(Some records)

===============

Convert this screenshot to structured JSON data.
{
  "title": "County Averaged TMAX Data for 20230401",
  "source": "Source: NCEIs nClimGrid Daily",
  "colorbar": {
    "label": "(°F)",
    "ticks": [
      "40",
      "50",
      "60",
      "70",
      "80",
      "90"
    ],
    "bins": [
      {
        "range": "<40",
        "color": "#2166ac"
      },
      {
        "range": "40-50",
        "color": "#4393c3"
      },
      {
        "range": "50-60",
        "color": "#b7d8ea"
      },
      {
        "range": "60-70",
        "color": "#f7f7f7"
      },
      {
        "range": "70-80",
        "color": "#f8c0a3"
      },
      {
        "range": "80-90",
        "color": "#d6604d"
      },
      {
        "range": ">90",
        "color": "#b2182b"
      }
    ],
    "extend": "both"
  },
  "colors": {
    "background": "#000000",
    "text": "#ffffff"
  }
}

===============

YOUR TASK:
Please restate the records in full, word for word.

OUTPUT OF THE EXERCISE:
Convert this screenshot to structured JSON data.
{
  "title": "County Averaged TMAX Data for 20230401",
  "source": "Source: NCEIs nClimGrid Daily",
  "colorbar": {
    "label": "(°F)",
    "ticks": [
      "40",
      "50",
      "60",
      "70",
      "80",
      "90"
    ],
    "bins": [
      {
        "range": "<40",
        "color": "#2166ac"
      },
      {
        "range": "40-50",
        "color": "#4393c3"
      },
      {
        "range": "50-60",
        "color": "#b7d8ea"
      },
      {
        "range": "60-70",
        "color": "#f7f7f7"
      },
      {
        "range": "70-80",
        "color": "#f8c0a3"
      },
      {
        "range": "80-90",
        "color": "#d6604d"
      },
      {
        "range": ">90",
        "color": "#b2182b"
      }
    ],
    "extend": "both"
  },
  "colors": {
    "background": "#000000",
    "text": "#ffffff"
  }
}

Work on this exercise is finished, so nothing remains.